* [REQUIRED WORK]
Copy everything in the Claudio Pistolesi fact sheet from "- US Open: 2R" down to "titles total: 3(Sö)-5(Sm)-9(Se)-2(Sa)", word for word.

* [EXTRACTED TEXT]
Content starts
Claudio Pistolesi
- Country (sports): Italy
- Born: 25 August 1967 (age 58) Rome, Italy
- Turned pro: 1985
- Retired: 1996
- Plays: Right-handed (one-handed backhand)
- Prize money: $587,945

Singles
- Career record: 77–111
- Career titles: 1
- Highest ranking: No. 71 (17 August 1987)

Grand Slam singles results
- Australian Open: 2R (1987, 1990)
- French Open: 3R (1989)
- Wimbledon: 1R (1990, 1991, 1992)
- US Open: 2R (1986)

Doubles
- Career record: 16–35
- Career titles: 0
- Highest ranking: No. 213 (17 November 1986)

Coaching career (1997–)
- Monica Seles (1995–1997); Davide Sanguinetti (2002–2008ret.); Ai Sugiyama; Anna Smashnova (2000–2002); Takao Suzuki (1997–2007); Simone Bolelli (2005–2009); Michael Berrer (2009–2011); Robin Söderling (2011); Daniela Hantuchová (2012);

Coaching achievements
- Coachee singles titles total: 3(Sö)-5(Sm)-9(Se)-2(Sa)
- Coachee doubles titles total: 1(Se-Su)
- List of notable tournaments (with champion) 1996 Australian Open (Seles) Du Maurier Open ('95,'96,'97,) (Seles)
Content ends
* [RAW DATA]
Content starts
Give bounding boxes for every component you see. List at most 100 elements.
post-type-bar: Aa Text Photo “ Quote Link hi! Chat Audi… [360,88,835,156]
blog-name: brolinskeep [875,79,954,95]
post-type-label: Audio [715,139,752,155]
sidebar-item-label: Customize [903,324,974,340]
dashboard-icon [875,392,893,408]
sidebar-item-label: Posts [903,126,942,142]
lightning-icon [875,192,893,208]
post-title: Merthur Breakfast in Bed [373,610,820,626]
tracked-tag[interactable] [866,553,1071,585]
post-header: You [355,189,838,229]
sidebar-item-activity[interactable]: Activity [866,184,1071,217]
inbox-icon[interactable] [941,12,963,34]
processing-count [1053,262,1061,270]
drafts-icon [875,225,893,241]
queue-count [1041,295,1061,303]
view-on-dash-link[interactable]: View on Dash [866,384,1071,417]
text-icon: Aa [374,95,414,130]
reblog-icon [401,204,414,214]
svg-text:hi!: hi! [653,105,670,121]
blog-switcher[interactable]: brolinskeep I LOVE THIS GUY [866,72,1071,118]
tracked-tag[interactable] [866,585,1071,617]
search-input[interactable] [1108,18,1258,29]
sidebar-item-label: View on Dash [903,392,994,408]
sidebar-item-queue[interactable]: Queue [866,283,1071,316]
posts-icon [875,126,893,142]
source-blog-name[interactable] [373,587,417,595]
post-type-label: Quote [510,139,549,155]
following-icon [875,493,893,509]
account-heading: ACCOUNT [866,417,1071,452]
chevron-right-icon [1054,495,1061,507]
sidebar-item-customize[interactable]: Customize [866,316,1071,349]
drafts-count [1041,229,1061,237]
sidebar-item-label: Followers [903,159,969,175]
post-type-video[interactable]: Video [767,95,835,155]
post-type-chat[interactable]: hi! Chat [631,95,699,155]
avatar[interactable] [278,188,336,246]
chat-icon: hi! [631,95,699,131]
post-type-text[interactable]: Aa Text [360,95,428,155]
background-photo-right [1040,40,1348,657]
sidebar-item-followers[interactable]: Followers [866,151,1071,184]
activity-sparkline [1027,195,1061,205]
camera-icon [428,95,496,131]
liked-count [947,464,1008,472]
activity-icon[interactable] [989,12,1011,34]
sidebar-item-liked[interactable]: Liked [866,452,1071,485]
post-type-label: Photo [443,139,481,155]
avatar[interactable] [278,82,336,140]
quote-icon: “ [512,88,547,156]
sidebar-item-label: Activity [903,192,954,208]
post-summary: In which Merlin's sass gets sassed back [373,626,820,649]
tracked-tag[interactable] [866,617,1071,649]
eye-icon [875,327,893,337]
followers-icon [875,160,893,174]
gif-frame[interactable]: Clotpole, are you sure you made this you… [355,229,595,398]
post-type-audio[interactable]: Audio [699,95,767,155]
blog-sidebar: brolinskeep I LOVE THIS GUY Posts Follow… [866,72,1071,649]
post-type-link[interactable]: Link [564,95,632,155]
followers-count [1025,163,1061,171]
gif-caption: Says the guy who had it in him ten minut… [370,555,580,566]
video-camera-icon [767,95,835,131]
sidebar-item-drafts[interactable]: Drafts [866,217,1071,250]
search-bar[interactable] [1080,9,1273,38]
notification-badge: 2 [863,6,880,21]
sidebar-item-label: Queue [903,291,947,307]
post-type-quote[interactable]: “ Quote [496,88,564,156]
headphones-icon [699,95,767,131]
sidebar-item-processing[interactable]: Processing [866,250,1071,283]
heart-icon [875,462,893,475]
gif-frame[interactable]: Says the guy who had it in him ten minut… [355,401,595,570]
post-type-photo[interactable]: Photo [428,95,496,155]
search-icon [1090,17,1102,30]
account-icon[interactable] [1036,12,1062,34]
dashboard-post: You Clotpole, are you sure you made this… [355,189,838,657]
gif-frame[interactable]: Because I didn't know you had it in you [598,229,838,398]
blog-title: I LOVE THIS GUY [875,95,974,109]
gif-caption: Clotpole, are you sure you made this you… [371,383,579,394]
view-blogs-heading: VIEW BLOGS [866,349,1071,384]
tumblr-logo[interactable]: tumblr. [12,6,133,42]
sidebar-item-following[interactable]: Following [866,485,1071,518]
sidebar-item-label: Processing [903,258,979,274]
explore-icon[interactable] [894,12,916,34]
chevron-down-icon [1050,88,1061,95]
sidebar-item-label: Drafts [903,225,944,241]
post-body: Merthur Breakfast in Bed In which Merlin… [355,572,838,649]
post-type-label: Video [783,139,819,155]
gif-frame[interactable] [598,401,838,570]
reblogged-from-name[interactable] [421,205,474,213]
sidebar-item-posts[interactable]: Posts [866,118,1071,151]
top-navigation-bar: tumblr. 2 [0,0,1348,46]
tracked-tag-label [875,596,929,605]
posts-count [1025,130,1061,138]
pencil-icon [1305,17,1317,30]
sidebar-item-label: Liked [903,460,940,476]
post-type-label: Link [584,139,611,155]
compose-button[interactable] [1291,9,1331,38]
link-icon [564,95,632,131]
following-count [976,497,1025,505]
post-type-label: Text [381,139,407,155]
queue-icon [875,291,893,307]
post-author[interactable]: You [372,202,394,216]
Content ends
* [RESPONSE TO THE EXERCISE]
- US Open: 2R (1986)

Doubles
- Career record: 16–35
- Career titles: 0
- Highest ranking: No. 213 (17 November 1986)

Coaching career (1997–)
- Monica Seles (1995–1997); Davide Sanguinetti (2002–2008ret.); Ai Sugiyama; Anna Smashnova (2000–2002); Takao Suzuki (1997–2007); Simone Bolelli (2005–2009); Michael Berrer (2009–2011); Robin Söderling (2011); Daniela Hantuchová (2012);

Coaching achievements
- Coachee singles titles total: 3(Sö)-5(Sm)-9(Se)-2(Sa)